Which lines in the records below contain the string "area"? Case counts; copy each matching line in full.

========================================

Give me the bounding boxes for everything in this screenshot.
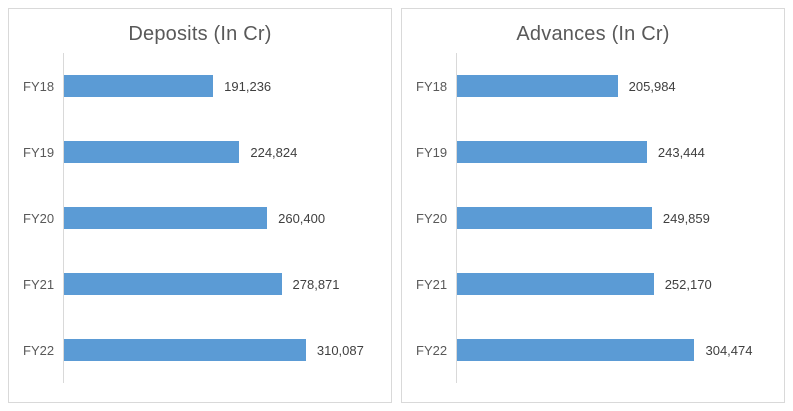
data-label: 224,824 — [250, 144, 298, 160]
category-label: FY20 — [23, 210, 55, 226]
data-label: 252,170 — [664, 276, 712, 292]
data-bar-fy19[interactable] — [64, 141, 240, 163]
data-label: 304,474 — [705, 342, 753, 358]
data-bar-fy21[interactable] — [457, 273, 654, 295]
plot-track: 252,170 — [456, 251, 768, 317]
plot-track: 249,859 — [456, 185, 768, 251]
bar-row-fy21: FY21 252,170 — [416, 251, 768, 317]
data-bar-fy21[interactable] — [64, 273, 282, 295]
data-bar-fy19[interactable] — [457, 141, 647, 163]
data-bar-fy22[interactable] — [64, 339, 306, 361]
data-bar-fy20[interactable] — [457, 207, 652, 229]
data-bar-fy18[interactable] — [457, 75, 618, 97]
advances-plot-area: FY18 205,984 FY19 243,444 FY20 249,859 FY21 252… — [416, 53, 768, 383]
plot-track: 243,444 — [456, 119, 768, 185]
data-label: 205,984 — [628, 78, 676, 94]
data-bar-fy20[interactable] — [64, 207, 268, 229]
bar-row-fy20: FY20 260,400 — [23, 185, 375, 251]
data-bar-fy18[interactable] — [64, 75, 214, 97]
data-label: 243,444 — [657, 144, 705, 160]
category-label: FY21 — [416, 276, 448, 292]
data-label: 191,236 — [224, 78, 272, 94]
plot-track: 310,087 — [63, 317, 375, 383]
plot-track: 278,871 — [63, 251, 375, 317]
bar-row-fy18: FY18 191,236 — [23, 53, 375, 119]
category-label: FY22 — [23, 342, 55, 358]
bar-row-fy20: FY20 249,859 — [416, 185, 768, 251]
data-label: 249,859 — [662, 210, 710, 226]
bar-row-fy18: FY18 205,984 — [416, 53, 768, 119]
advances-chart-card[interactable]: Advances (In Cr) FY18 205,984 FY19 243,444 F… — [401, 8, 785, 403]
data-label: 278,871 — [292, 276, 340, 292]
bar-row-fy22: FY22 310,087 — [23, 317, 375, 383]
plot-track: 224,824 — [63, 119, 375, 185]
bar-row-fy19: FY19 243,444 — [416, 119, 768, 185]
deposits-plot-area: FY18 191,236 FY19 224,824 FY20 260,400 FY21 278… — [23, 53, 375, 383]
category-label: FY18 — [23, 78, 55, 94]
data-label: 260,400 — [278, 210, 326, 226]
category-label: FY19 — [23, 144, 55, 160]
bar-row-fy22: FY22 304,474 — [416, 317, 768, 383]
category-label: FY18 — [416, 78, 448, 94]
plot-track: 304,474 — [456, 317, 768, 383]
plot-track: 205,984 — [456, 53, 768, 119]
plot-track: 260,400 — [63, 185, 375, 251]
category-label: FY22 — [416, 342, 448, 358]
data-bar-fy22[interactable] — [457, 339, 695, 361]
plot-track: 191,236 — [63, 53, 375, 119]
category-label: FY21 — [23, 276, 55, 292]
deposits-chart-title: Deposits (In Cr) — [128, 23, 272, 45]
category-label: FY19 — [416, 144, 448, 160]
data-label: 310,087 — [316, 342, 364, 358]
deposits-chart-card[interactable]: Deposits (In Cr) FY18 191,236 FY19 224,824 F… — [8, 8, 392, 403]
bar-row-fy19: FY19 224,824 — [23, 119, 375, 185]
bar-row-fy21: FY21 278,871 — [23, 251, 375, 317]
advances-chart-title: Advances (In Cr) — [516, 23, 670, 45]
category-label: FY20 — [416, 210, 448, 226]
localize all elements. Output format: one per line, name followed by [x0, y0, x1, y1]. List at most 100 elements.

========================================

TASK ANSWER.
advances-plot-area: FY18 205,984 FY19 243,444 FY20 249,859 FY21 252… — [416, 53, 768, 383]
deposits-plot-area: FY18 191,236 FY19 224,824 FY20 260,400 FY21 278… — [23, 53, 375, 383]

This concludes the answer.